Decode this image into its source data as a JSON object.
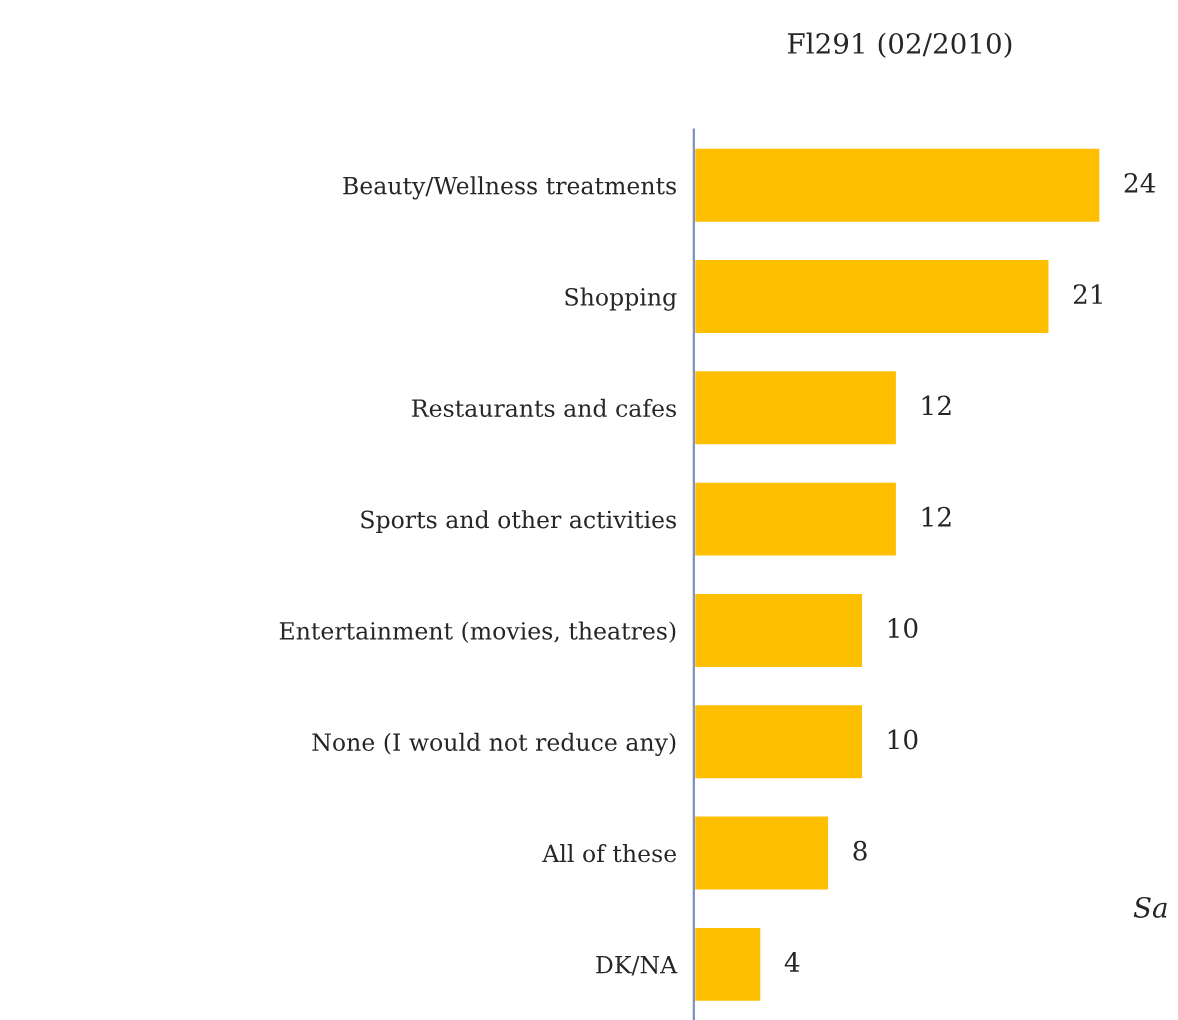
{
  "chart_data": {
    "type": "bar",
    "orientation": "horizontal",
    "title": "Fl291 (02/2010)",
    "categories": [
      "Beauty/Wellness treatments",
      "Shopping",
      "Restaurants and cafes",
      "Sports and other activities",
      "Entertainment (movies, theatres)",
      "None (I would not reduce any)",
      "All of these",
      "DK/NA"
    ],
    "values": [
      24,
      21,
      12,
      12,
      10,
      10,
      8,
      4
    ],
    "color": "#fdbf00",
    "data_labels": true,
    "grid": false,
    "legend": false,
    "tick_labels": "y",
    "annotations": [
      "Sa"
    ]
  }
}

◆ TASK PROMPT ◆
Repeat all of the records verbatim, leaving out the pictures.

◆ RESULT ◆
Decode this image into its source data as a JSON object.
{
  "chart_data": {
    "type": "bar",
    "orientation": "horizontal",
    "title": "Fl291 (02/2010)",
    "categories": [
      "Beauty/Wellness treatments",
      "Shopping",
      "Restaurants and cafes",
      "Sports and other activities",
      "Entertainment (movies, theatres)",
      "None (I would not reduce any)",
      "All of these",
      "DK/NA"
    ],
    "values": [
      24,
      21,
      12,
      12,
      10,
      10,
      8,
      4
    ],
    "color": "#fdbf00",
    "data_labels": true,
    "grid": false,
    "legend": false,
    "tick_labels": "y",
    "annotations": [
      "Sa"
    ]
  }
}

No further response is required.